━━ Recorded information ━━

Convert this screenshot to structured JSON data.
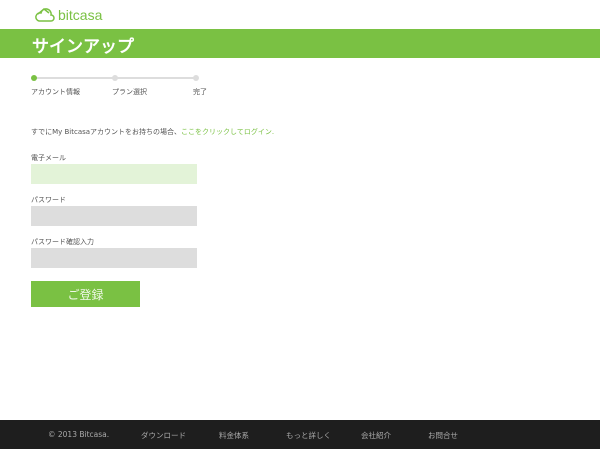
{
  "brand": {
    "name": "bitcasa",
    "accent": "#7ac143"
  },
  "header": {
    "title": "サインアップ"
  },
  "steps": [
    {
      "label": "アカウント情報",
      "active": true
    },
    {
      "label": "プラン選択",
      "active": false
    },
    {
      "label": "完了",
      "active": false
    }
  ],
  "intro": {
    "text": "すでにMy Bitcasaアカウントをお持ちの場合、",
    "link": "ここをクリックしてログイン."
  },
  "form": {
    "email_label": "電子メール",
    "email_value": "",
    "password_label": "パスワード",
    "password_value": "",
    "confirm_label": "パスワード確認入力",
    "confirm_value": "",
    "submit_label": "ご登録"
  },
  "footer": {
    "copyright": "© 2013 Bitcasa.",
    "links": [
      "ダウンロード",
      "料金体系",
      "もっと詳しく",
      "会社紹介",
      "お問合せ"
    ]
  }
}
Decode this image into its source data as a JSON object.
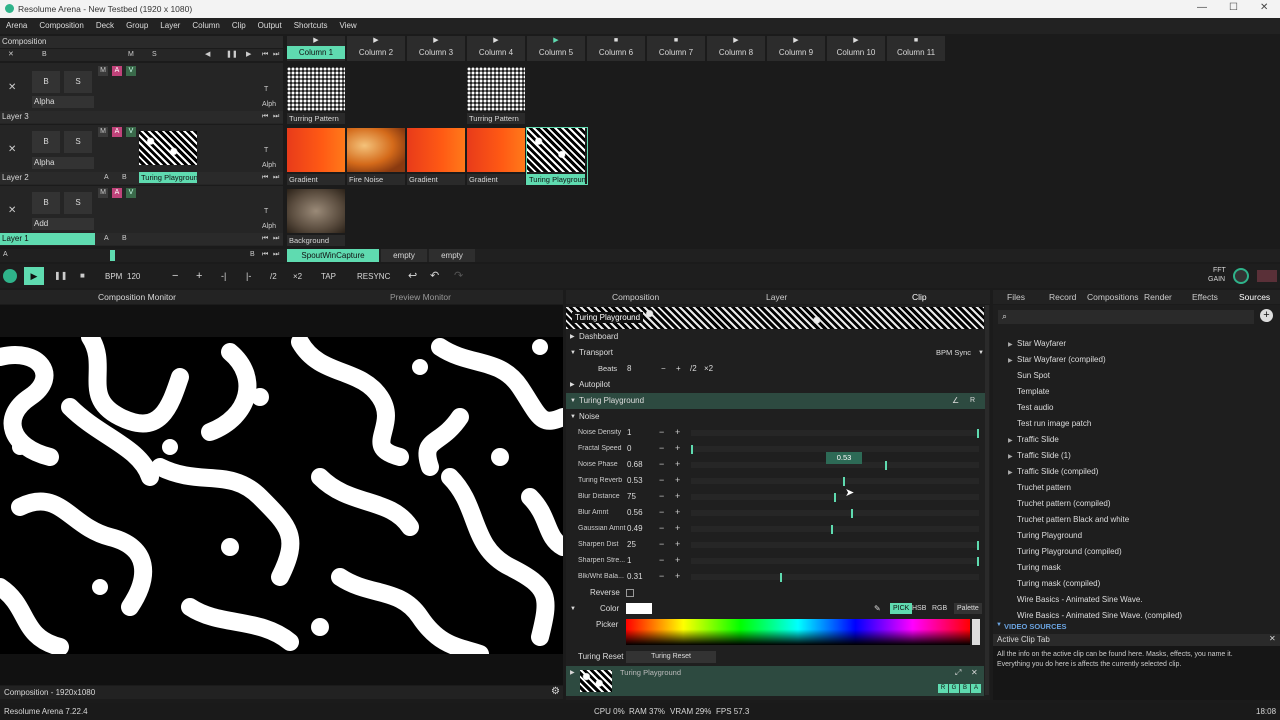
{
  "window": {
    "title": "Resolume Arena - New Testbed (1920 x 1080)",
    "minimize": "—",
    "maximize": "☐",
    "close": "✕"
  },
  "menu": [
    "Arena",
    "Composition",
    "Deck",
    "Group",
    "Layer",
    "Column",
    "Clip",
    "Output",
    "Shortcuts",
    "View"
  ],
  "composition": {
    "label": "Composition",
    "ctrl": {
      "x": "✕",
      "b": "B",
      "m": "M",
      "s": "S"
    },
    "columns": [
      {
        "name": "Column 1",
        "icon": "play"
      },
      {
        "name": "Column 2",
        "icon": "play"
      },
      {
        "name": "Column 3",
        "icon": "play"
      },
      {
        "name": "Column 4",
        "icon": "play"
      },
      {
        "name": "Column 5",
        "icon": "play"
      },
      {
        "name": "Column 6",
        "icon": "stop"
      },
      {
        "name": "Column 7",
        "icon": "stop"
      },
      {
        "name": "Column 8",
        "icon": "play"
      },
      {
        "name": "Column 9",
        "icon": "play"
      },
      {
        "name": "Column 10",
        "icon": "play"
      },
      {
        "name": "Column 11",
        "icon": "stop"
      }
    ]
  },
  "layers": {
    "layer3": {
      "name": "Layer 3",
      "blend": "Alpha",
      "clips": {
        "c1": "Turring Pattern",
        "c4": "Turring Pattern"
      }
    },
    "layer2": {
      "name": "Layer 2",
      "blend": "Alpha",
      "preview": "Turing Playground",
      "clips": {
        "c1": "Gradient",
        "c2": "Fire Noise",
        "c3": "Gradient",
        "c4": "Gradient",
        "c5": "Turing Playground"
      }
    },
    "layer1": {
      "name": "Layer 1",
      "blend": "Add",
      "clips": {
        "c1": "Background"
      }
    },
    "common": {
      "b": "B",
      "s": "S",
      "m": "M",
      "a": "A",
      "v": "V",
      "t": "T",
      "alph": "Alph",
      "ab_a": "A",
      "ab_b": "B"
    }
  },
  "deck": {
    "a": "A",
    "b": "B",
    "tabs": [
      "SpoutWinCapture",
      "empty",
      "empty"
    ]
  },
  "transport": {
    "bpm_label": "BPM",
    "bpm": "120",
    "minus": "−",
    "plus": "+",
    "half": "/2",
    "double": "×2",
    "tap": "TAP",
    "resync": "RESYNC",
    "fft": "FFT",
    "gain": "GAIN"
  },
  "monitors": {
    "composition": "Composition Monitor",
    "preview": "Preview Monitor",
    "footer": "Composition - 1920x1080"
  },
  "panel_tabs": {
    "composition": "Composition",
    "layer": "Layer",
    "clip": "Clip"
  },
  "clip_panel": {
    "clip_name": "Turing Playground",
    "dashboard": "Dashboard",
    "transport": "Transport",
    "bpm_sync": "BPM Sync",
    "beats_label": "Beats",
    "beats": "8",
    "half": "/2",
    "double": "×2",
    "autopilot": "Autopilot",
    "effect": "Turing Playground",
    "noise": "Noise",
    "tooltip": "0.53",
    "params": [
      {
        "name": "Noise Density",
        "value": "1",
        "pos": 1.0
      },
      {
        "name": "Fractal Speed",
        "value": "0",
        "pos": 0.0
      },
      {
        "name": "Noise Phase",
        "value": "0.68",
        "pos": 0.68
      },
      {
        "name": "Turing Reverb",
        "value": "0.53",
        "pos": 0.53
      },
      {
        "name": "Blur Distance",
        "value": "75",
        "pos": 0.5
      },
      {
        "name": "Blur Amnt",
        "value": "0.56",
        "pos": 0.56
      },
      {
        "name": "Gaussian Amnt",
        "value": "0.49",
        "pos": 0.49
      },
      {
        "name": "Sharpen Dist",
        "value": "25",
        "pos": 1.0
      },
      {
        "name": "Sharpen Stre...",
        "value": "1",
        "pos": 1.0
      },
      {
        "name": "Blk/Wht Bala...",
        "value": "0.31",
        "pos": 0.31
      }
    ],
    "reverse": "Reverse",
    "color": "Color",
    "pick": "PICK",
    "hsb": "HSB",
    "rgb": "RGB",
    "palette": "Palette",
    "picker": "Picker",
    "turing_reset_label": "Turing Reset",
    "turing_reset_btn": "Turing Reset",
    "footer_clip": "Turing Playground",
    "rgba": [
      "R",
      "G",
      "B",
      "A"
    ]
  },
  "sources": {
    "tabs": [
      "Files",
      "Record",
      "Compositions",
      "Render",
      "Effects",
      "Sources"
    ],
    "items": [
      {
        "name": "Star Wayfarer",
        "arrow": true
      },
      {
        "name": "Star Wayfarer (compiled)",
        "arrow": true
      },
      {
        "name": "Sun Spot",
        "arrow": false
      },
      {
        "name": "Template",
        "arrow": false
      },
      {
        "name": "Test audio",
        "arrow": false
      },
      {
        "name": "Test run image patch",
        "arrow": false
      },
      {
        "name": "Traffic Slide",
        "arrow": true
      },
      {
        "name": "Traffic Slide (1)",
        "arrow": true
      },
      {
        "name": "Traffic Slide (compiled)",
        "arrow": true
      },
      {
        "name": "Truchet pattern",
        "arrow": false
      },
      {
        "name": "Truchet pattern (compiled)",
        "arrow": false
      },
      {
        "name": "Truchet pattern Black and white",
        "arrow": false
      },
      {
        "name": "Turing Playground",
        "arrow": false
      },
      {
        "name": "Turing Playground (compiled)",
        "arrow": false
      },
      {
        "name": "Turing mask",
        "arrow": false
      },
      {
        "name": "Turing mask (compiled)",
        "arrow": false
      },
      {
        "name": "Wire Basics - Animated Sine Wave.",
        "arrow": false
      },
      {
        "name": "Wire Basics - Animated Sine Wave. (compiled)",
        "arrow": false
      }
    ],
    "video_sources": "VIDEO SOURCES",
    "help_title": "Active Clip Tab",
    "help_text": "All the info on the active clip can be found here. Masks, effects, you name it. Everything you do here is affects the currently selected clip."
  },
  "status": {
    "version": "Resolume Arena 7.22.4",
    "cpu": "CPU 0%",
    "ram": "RAM 37%",
    "vram": "VRAM 29%",
    "fps": "FPS 57.3",
    "time": "18:08"
  },
  "colors": {
    "accent": "#5fdbb0",
    "pink": "#c0437a"
  }
}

━━━

**Do this:** Determine the number of lines in the records that include the string "Truchet", and respond with that number only.

**Task solution:** 3